Set task >>
Every line that holds "image" should be shown.

Records to use >>
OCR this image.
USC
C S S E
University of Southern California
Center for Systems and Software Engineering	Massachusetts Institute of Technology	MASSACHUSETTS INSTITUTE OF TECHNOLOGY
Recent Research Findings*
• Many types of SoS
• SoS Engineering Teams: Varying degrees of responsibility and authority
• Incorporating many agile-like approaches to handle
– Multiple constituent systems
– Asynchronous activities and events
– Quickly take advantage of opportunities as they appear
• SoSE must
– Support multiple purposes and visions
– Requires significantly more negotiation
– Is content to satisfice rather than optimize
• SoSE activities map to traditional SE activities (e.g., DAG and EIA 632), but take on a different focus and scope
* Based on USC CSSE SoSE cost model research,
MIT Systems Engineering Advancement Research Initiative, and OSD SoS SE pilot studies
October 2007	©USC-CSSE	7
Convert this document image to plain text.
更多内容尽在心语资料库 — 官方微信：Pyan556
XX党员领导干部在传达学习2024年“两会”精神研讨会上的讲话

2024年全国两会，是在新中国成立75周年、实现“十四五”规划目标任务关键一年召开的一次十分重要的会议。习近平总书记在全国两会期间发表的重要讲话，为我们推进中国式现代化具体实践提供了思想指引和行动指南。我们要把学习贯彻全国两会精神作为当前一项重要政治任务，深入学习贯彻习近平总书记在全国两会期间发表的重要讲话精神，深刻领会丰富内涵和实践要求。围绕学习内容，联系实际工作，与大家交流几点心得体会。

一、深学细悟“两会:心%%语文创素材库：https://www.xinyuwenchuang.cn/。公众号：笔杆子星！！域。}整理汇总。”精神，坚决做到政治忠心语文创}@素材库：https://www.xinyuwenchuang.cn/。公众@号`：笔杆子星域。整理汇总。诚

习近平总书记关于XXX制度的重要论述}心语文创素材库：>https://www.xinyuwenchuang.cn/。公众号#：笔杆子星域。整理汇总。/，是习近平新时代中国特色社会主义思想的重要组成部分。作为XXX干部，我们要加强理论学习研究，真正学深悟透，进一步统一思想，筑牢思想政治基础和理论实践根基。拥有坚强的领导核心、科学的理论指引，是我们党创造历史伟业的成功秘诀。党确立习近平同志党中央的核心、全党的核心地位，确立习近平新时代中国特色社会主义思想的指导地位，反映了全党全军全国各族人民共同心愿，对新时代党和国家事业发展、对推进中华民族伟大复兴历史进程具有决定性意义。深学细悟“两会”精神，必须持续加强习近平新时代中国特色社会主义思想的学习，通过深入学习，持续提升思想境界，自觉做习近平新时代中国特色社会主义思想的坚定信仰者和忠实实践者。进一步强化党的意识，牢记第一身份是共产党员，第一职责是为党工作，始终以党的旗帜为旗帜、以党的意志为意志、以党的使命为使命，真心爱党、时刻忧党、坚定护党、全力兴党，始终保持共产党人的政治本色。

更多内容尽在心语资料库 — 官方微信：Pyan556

Response to this exercise >>
OCR this image.
Convert this document image to plain text.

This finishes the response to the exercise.